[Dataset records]
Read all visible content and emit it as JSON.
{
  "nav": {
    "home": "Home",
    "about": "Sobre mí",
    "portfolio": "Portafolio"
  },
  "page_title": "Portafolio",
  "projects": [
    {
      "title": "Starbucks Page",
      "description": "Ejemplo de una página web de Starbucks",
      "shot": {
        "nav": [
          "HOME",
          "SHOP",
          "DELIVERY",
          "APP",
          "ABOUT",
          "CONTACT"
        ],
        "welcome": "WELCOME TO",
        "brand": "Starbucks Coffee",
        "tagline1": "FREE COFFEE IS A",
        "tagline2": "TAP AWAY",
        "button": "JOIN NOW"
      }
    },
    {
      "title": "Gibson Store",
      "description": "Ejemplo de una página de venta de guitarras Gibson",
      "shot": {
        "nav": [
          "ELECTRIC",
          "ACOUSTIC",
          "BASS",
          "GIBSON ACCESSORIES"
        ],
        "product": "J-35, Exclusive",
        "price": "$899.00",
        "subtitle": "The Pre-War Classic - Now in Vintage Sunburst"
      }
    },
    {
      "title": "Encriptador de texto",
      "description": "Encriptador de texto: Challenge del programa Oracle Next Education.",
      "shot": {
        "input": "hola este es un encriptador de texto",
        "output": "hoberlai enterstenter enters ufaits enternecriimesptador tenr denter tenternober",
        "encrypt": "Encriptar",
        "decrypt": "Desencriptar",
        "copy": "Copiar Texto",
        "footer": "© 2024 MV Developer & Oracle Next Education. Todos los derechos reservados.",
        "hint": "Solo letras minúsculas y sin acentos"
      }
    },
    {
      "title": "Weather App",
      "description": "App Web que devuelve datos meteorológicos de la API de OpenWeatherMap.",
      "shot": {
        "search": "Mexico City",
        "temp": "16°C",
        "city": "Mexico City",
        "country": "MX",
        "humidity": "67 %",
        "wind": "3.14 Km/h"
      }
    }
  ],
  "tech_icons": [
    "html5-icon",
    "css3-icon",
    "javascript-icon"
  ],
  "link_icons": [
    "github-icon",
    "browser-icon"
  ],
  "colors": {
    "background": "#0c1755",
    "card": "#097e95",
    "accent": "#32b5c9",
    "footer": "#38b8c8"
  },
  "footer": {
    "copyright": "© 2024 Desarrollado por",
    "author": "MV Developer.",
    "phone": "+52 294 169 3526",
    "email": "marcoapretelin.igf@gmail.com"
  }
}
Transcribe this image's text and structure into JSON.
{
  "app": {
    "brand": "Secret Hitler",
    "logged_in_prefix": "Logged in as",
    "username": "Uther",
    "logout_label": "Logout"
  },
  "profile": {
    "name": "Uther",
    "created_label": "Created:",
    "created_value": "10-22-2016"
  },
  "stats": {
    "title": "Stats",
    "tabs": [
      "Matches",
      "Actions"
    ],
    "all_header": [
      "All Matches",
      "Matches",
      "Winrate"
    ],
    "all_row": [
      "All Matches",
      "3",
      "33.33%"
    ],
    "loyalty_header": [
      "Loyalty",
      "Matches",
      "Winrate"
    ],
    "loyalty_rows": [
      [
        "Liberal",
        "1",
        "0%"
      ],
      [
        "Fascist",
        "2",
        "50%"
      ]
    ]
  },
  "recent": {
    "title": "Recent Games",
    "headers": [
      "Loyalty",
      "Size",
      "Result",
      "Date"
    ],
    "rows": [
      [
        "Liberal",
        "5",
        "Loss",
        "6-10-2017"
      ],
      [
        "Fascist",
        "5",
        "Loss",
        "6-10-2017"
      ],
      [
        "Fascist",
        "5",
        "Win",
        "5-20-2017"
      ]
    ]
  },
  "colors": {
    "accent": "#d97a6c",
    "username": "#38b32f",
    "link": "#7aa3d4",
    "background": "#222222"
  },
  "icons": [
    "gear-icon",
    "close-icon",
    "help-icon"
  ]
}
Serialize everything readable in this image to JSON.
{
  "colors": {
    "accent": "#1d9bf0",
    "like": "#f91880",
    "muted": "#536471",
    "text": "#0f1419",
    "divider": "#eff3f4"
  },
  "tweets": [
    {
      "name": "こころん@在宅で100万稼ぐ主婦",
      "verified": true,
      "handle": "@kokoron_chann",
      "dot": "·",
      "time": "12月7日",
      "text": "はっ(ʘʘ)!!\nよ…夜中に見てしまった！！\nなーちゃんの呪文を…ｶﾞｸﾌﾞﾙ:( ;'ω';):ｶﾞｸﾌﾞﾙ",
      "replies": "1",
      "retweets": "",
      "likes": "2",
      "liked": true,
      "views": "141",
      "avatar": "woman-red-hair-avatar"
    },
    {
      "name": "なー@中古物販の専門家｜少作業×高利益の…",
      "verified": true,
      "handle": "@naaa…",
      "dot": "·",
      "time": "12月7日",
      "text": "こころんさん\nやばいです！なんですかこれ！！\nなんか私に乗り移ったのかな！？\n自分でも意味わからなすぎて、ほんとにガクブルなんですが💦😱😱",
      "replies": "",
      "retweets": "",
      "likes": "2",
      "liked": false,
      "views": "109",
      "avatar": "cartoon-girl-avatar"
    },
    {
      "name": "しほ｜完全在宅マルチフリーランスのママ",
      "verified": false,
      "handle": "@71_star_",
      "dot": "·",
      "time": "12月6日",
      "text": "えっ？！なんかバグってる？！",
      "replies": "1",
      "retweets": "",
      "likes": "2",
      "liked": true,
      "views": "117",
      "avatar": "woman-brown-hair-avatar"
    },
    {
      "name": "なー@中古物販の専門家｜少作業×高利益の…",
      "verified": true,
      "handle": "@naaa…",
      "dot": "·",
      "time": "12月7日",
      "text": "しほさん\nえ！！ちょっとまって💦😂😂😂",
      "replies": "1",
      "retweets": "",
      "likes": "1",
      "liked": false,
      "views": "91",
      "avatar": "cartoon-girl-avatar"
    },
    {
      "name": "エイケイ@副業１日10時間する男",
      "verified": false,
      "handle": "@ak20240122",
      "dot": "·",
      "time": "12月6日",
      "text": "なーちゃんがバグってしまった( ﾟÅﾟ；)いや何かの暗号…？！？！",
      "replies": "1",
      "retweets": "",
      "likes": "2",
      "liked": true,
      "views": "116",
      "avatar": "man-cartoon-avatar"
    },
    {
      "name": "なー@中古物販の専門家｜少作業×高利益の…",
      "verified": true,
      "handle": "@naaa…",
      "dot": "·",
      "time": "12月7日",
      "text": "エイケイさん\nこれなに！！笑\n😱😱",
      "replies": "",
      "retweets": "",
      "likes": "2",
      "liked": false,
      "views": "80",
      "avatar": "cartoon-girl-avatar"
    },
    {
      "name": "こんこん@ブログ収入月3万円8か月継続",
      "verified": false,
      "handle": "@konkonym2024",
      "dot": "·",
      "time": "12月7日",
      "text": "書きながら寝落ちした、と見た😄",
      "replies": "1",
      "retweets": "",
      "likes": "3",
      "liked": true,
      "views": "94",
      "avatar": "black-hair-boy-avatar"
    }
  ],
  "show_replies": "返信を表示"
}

▶ REQUIRED TASK
Locate all lines that include the word "brand" and copy them out.

▶ THE REPLY
        "brand": "Starbucks Coffee",
    "brand": "Secret Hitler",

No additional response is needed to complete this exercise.